◆ WHAT THE TASK REQUIRES
Restate the full set of records exactly, without adding or dropping a word.

Stored data
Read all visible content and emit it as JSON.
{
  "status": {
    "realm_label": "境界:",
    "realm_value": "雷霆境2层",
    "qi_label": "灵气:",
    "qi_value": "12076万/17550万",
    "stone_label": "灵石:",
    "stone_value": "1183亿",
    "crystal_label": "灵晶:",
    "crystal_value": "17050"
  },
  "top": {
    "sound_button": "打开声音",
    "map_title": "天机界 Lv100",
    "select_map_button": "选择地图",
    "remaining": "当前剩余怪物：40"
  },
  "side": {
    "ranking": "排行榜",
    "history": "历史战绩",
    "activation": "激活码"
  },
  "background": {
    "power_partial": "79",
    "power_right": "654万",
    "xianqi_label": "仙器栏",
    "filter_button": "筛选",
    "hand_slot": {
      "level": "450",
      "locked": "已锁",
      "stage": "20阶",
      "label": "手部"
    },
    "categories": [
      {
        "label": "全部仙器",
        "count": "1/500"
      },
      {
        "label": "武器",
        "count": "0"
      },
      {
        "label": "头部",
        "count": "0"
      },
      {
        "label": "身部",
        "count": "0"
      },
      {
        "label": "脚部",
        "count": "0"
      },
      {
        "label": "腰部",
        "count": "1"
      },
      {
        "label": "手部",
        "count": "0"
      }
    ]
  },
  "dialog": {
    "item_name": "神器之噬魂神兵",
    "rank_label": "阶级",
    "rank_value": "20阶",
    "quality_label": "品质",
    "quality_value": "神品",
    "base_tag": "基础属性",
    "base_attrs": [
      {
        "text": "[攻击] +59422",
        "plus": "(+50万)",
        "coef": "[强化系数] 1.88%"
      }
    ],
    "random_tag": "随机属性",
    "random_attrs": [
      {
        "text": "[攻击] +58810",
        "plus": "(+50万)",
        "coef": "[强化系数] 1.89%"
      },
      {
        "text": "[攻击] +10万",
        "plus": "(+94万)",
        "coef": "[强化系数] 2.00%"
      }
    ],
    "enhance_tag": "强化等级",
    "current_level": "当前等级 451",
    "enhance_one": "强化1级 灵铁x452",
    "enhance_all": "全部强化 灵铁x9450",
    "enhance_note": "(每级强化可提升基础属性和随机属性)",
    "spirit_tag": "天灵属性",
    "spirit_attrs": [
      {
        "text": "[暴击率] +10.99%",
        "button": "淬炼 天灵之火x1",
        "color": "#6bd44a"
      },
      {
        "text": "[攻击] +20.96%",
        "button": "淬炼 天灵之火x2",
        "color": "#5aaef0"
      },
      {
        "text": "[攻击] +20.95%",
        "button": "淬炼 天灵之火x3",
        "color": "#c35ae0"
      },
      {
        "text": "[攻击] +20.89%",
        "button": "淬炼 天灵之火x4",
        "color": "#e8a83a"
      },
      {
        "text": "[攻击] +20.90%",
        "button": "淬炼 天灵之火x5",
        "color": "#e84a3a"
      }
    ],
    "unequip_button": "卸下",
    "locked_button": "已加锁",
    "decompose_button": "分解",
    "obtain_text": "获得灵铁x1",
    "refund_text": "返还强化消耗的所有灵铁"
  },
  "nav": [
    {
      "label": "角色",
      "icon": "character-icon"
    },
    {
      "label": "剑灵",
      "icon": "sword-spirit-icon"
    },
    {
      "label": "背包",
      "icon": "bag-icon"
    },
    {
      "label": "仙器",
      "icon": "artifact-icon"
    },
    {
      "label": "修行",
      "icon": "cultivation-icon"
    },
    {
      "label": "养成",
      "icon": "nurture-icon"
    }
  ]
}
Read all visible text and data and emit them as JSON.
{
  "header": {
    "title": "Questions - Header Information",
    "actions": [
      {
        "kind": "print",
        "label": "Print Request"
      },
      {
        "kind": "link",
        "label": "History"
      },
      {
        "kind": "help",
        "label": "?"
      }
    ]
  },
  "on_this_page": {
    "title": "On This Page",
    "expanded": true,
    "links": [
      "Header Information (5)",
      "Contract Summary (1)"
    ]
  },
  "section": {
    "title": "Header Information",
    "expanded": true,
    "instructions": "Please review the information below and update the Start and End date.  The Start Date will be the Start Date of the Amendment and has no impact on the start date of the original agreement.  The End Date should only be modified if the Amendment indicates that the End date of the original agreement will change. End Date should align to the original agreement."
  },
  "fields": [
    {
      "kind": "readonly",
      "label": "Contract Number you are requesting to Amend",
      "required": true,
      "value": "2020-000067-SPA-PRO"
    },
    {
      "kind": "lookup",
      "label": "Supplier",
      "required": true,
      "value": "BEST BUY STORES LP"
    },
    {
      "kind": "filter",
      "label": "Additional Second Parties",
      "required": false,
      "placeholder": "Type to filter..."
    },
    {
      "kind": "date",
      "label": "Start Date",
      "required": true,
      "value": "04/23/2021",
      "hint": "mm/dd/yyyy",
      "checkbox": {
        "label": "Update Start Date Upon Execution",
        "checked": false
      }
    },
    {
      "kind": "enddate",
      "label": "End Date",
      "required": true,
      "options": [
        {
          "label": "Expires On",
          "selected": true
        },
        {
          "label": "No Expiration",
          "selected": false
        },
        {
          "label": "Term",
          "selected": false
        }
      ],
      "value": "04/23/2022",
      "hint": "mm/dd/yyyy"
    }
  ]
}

◆ CORRECT RESPONSE
Read all visible content and emit it as JSON.
{
  "status": {
    "realm_label": "境界:",
    "realm_value": "雷霆境2层",
    "qi_label": "灵气:",
    "qi_value": "12076万/17550万",
    "stone_label": "灵石:",
    "stone_value": "1183亿",
    "crystal_label": "灵晶:",
    "crystal_value": "17050"
  },
  "top": {
    "sound_button": "打开声音",
    "map_title": "天机界 Lv100",
    "select_map_button": "选择地图",
    "remaining": "当前剩余怪物：40"
  },
  "side": {
    "ranking": "排行榜",
    "history": "历史战绩",
    "activation": "激活码"
  },
  "background": {
    "power_partial": "79",
    "power_right": "654万",
    "xianqi_label": "仙器栏",
    "filter_button": "筛选",
    "hand_slot": {
      "level": "450",
      "locked": "已锁",
      "stage": "20阶",
      "label": "手部"
    },
    "categories": [
      {
        "label": "全部仙器",
        "count": "1/500"
      },
      {
        "label": "武器",
        "count": "0"
      },
      {
        "label": "头部",
        "count": "0"
      },
      {
        "label": "身部",
        "count": "0"
      },
      {
        "label": "脚部",
        "count": "0"
      },
      {
        "label": "腰部",
        "count": "1"
      },
      {
        "label": "手部",
        "count": "0"
      }
    ]
  },
  "dialog": {
    "item_name": "神器之噬魂神兵",
    "rank_label": "阶级",
    "rank_value": "20阶",
    "quality_label": "品质",
    "quality_value": "神品",
    "base_tag": "基础属性",
    "base_attrs": [
      {
        "text": "[攻击] +59422",
        "plus": "(+50万)",
        "coef": "[强化系数] 1.88%"
      }
    ],
    "random_tag": "随机属性",
    "random_attrs": [
      {
        "text": "[攻击] +58810",
        "plus": "(+50万)",
        "coef": "[强化系数] 1.89%"
      },
      {
        "text": "[攻击] +10万",
        "plus": "(+94万)",
        "coef": "[强化系数] 2.00%"
      }
    ],
    "enhance_tag": "强化等级",
    "current_level": "当前等级 451",
    "enhance_one": "强化1级 灵铁x452",
    "enhance_all": "全部强化 灵铁x9450",
    "enhance_note": "(每级强化可提升基础属性和随机属性)",
    "spirit_tag": "天灵属性",
    "spirit_attrs": [
      {
        "text": "[暴击率] +10.99%",
        "button": "淬炼 天灵之火x1",
        "color": "#6bd44a"
      },
      {
        "text": "[攻击] +20.96%",
        "button": "淬炼 天灵之火x2",
        "color": "#5aaef0"
      },
      {
        "text": "[攻击] +20.95%",
        "button": "淬炼 天灵之火x3",
        "color": "#c35ae0"
      },
      {
        "text": "[攻击] +20.89%",
        "button": "淬炼 天灵之火x4",
        "color": "#e8a83a"
      },
      {
        "text": "[攻击] +20.90%",
        "button": "淬炼 天灵之火x5",
        "color": "#e84a3a"
      }
    ],
    "unequip_button": "卸下",
    "locked_button": "已加锁",
    "decompose_button": "分解",
    "obtain_text": "获得灵铁x1",
    "refund_text": "返还强化消耗的所有灵铁"
  },
  "nav": [
    {
      "label": "角色",
      "icon": "character-icon"
    },
    {
      "label": "剑灵",
      "icon": "sword-spirit-icon"
    },
    {
      "label": "背包",
      "icon": "bag-icon"
    },
    {
      "label": "仙器",
      "icon": "artifact-icon"
    },
    {
      "label": "修行",
      "icon": "cultivation-icon"
    },
    {
      "label": "养成",
      "icon": "nurture-icon"
    }
  ]
}
Read all visible text and data and emit them as JSON.
{
  "header": {
    "title": "Questions - Header Information",
    "actions": [
      {
        "kind": "print",
        "label": "Print Request"
      },
      {
        "kind": "link",
        "label": "History"
      },
      {
        "kind": "help",
        "label": "?"
      }
    ]
  },
  "on_this_page": {
    "title": "On This Page",
    "expanded": true,
    "links": [
      "Header Information (5)",
      "Contract Summary (1)"
    ]
  },
  "section": {
    "title": "Header Information",
    "expanded": true,
    "instructions": "Please review the information below and update the Start and End date.  The Start Date will be the Start Date of the Amendment and has no impact on the start date of the original agreement.  The End Date should only be modified if the Amendment indicates that the End date of the original agreement will change. End Date should align to the original agreement."
  },
  "fields": [
    {
      "kind": "readonly",
      "label": "Contract Number you are requesting to Amend",
      "required": true,
      "value": "2020-000067-SPA-PRO"
    },
    {
      "kind": "lookup",
      "label": "Supplier",
      "required": true,
      "value": "BEST BUY STORES LP"
    },
    {
      "kind": "filter",
      "label": "Additional Second Parties",
      "required": false,
      "placeholder": "Type to filter..."
    },
    {
      "kind": "date",
      "label": "Start Date",
      "required": true,
      "value": "04/23/2021",
      "hint": "mm/dd/yyyy",
      "checkbox": {
        "label": "Update Start Date Upon Execution",
        "checked": false
      }
    },
    {
      "kind": "enddate",
      "label": "End Date",
      "required": true,
      "options": [
        {
          "label": "Expires On",
          "selected": true
        },
        {
          "label": "No Expiration",
          "selected": false
        },
        {
          "label": "Term",
          "selected": false
        }
      ],
      "value": "04/23/2022",
      "hint": "mm/dd/yyyy"
    }
  ]
}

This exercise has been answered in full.